| EXERCISE DETAILS |
Take every line that has the string "coaching" and copy it out.

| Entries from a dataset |
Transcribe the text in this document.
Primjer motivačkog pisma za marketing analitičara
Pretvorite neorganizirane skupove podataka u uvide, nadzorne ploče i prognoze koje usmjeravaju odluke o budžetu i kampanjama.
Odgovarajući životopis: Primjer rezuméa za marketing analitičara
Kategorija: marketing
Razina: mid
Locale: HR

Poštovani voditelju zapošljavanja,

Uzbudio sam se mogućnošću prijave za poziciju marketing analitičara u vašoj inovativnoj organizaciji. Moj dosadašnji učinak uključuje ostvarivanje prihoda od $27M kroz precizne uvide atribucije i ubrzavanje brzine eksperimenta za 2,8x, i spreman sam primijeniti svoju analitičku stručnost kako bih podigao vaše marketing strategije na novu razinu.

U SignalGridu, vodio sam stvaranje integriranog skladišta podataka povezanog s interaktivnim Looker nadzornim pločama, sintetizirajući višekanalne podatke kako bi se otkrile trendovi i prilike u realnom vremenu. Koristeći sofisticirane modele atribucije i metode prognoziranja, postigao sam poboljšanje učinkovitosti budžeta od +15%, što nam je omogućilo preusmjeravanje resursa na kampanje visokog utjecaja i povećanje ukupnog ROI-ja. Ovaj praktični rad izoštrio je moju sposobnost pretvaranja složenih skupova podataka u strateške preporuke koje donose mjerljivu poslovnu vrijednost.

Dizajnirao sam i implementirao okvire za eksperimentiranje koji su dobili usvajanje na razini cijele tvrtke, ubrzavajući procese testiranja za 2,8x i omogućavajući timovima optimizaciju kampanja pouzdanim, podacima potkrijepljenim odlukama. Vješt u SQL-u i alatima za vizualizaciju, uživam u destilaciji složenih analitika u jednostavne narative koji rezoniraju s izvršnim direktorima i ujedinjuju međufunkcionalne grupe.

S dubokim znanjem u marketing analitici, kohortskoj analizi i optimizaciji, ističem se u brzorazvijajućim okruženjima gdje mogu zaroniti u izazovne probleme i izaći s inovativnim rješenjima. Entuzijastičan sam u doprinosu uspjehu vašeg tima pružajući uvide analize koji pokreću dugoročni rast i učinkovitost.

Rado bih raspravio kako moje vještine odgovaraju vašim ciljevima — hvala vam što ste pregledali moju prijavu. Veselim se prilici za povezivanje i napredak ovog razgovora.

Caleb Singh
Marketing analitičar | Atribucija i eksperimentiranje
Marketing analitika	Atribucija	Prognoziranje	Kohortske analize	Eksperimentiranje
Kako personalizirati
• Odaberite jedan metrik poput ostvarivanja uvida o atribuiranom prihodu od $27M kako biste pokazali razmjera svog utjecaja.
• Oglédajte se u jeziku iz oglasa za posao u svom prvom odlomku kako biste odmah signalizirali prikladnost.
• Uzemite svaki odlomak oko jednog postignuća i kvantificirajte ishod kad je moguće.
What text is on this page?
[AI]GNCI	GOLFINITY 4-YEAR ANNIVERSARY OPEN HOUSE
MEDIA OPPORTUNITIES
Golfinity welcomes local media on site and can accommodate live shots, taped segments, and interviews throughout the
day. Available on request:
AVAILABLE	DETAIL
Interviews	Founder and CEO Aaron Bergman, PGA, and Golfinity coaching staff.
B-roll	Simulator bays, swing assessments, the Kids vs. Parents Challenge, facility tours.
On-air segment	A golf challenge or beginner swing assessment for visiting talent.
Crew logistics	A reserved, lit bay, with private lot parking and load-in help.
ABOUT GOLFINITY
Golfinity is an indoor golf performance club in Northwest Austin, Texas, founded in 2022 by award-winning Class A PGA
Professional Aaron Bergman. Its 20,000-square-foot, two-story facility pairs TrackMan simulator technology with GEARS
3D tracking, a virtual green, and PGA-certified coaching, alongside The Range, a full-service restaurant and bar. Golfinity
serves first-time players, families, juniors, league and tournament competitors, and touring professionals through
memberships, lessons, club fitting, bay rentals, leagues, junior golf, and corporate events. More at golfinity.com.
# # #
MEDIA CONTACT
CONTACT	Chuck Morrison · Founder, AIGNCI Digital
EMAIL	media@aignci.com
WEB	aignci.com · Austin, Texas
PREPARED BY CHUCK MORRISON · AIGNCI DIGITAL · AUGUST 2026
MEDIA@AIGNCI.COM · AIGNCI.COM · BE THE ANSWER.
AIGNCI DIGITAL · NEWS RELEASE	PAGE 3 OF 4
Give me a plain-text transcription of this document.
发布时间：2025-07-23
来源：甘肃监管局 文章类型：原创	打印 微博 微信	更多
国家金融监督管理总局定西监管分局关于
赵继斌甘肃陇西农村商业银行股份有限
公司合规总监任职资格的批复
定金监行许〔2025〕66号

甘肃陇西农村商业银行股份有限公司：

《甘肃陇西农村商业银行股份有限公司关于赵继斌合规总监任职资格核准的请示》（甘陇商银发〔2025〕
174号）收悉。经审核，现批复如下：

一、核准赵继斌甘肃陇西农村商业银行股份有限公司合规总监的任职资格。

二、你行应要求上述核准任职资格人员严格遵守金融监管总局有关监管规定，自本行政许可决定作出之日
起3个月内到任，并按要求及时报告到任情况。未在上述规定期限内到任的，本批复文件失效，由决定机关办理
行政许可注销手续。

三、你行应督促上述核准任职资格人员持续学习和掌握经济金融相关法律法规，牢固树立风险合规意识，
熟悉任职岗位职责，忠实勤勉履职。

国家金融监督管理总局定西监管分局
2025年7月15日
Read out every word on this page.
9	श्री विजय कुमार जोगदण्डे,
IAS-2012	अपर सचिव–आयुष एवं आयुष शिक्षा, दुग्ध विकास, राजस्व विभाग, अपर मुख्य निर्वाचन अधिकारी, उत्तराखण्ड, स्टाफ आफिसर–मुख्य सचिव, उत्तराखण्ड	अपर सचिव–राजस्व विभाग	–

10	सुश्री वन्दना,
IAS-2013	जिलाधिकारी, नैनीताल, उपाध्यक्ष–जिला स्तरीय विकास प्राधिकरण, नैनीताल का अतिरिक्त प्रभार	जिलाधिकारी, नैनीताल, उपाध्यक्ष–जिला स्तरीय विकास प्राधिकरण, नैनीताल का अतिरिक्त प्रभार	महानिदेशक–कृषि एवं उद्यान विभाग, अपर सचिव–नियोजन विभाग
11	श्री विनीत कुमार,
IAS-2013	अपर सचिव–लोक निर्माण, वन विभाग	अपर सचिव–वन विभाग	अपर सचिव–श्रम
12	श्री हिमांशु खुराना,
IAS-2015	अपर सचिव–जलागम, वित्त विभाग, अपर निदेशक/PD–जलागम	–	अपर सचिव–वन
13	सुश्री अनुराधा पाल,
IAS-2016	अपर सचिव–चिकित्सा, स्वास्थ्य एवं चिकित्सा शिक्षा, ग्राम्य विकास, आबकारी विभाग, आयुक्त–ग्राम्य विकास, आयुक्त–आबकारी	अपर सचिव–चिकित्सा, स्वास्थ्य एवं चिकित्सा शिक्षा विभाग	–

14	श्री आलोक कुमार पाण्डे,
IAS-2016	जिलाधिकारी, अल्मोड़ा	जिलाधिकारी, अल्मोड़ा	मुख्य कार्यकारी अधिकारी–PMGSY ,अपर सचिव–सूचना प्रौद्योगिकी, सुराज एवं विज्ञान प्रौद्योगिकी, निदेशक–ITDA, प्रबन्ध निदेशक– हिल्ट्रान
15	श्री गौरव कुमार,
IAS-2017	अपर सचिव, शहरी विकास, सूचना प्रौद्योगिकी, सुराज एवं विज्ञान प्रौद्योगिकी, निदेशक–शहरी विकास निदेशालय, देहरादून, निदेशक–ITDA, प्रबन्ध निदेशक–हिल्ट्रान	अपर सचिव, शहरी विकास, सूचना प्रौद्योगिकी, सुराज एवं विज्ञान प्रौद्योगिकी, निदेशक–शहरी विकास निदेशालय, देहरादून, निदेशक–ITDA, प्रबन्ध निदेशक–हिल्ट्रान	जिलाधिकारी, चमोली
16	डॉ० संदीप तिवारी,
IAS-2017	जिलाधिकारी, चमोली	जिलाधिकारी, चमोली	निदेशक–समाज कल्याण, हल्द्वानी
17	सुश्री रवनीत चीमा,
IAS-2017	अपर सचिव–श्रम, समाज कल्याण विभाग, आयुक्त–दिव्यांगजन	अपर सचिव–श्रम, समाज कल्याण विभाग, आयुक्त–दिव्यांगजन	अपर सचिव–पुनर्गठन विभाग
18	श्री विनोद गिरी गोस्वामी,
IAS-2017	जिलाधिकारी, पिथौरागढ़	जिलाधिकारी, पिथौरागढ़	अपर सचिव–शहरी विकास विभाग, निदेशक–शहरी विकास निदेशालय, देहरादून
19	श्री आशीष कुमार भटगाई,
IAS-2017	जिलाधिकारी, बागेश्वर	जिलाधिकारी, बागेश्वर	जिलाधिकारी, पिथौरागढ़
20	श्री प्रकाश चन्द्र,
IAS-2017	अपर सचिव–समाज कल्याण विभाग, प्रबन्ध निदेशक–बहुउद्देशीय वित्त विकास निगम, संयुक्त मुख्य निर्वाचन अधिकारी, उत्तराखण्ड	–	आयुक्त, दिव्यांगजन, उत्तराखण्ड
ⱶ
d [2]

| THE RESPONSE |
Interviews	Founder and CEO Aaron Bergman, PGA, and Golfinity coaching staff.
3D tracking, a virtual green, and PGA-certified coaching, alongside The Range, a full-service restaurant and bar. Golfinity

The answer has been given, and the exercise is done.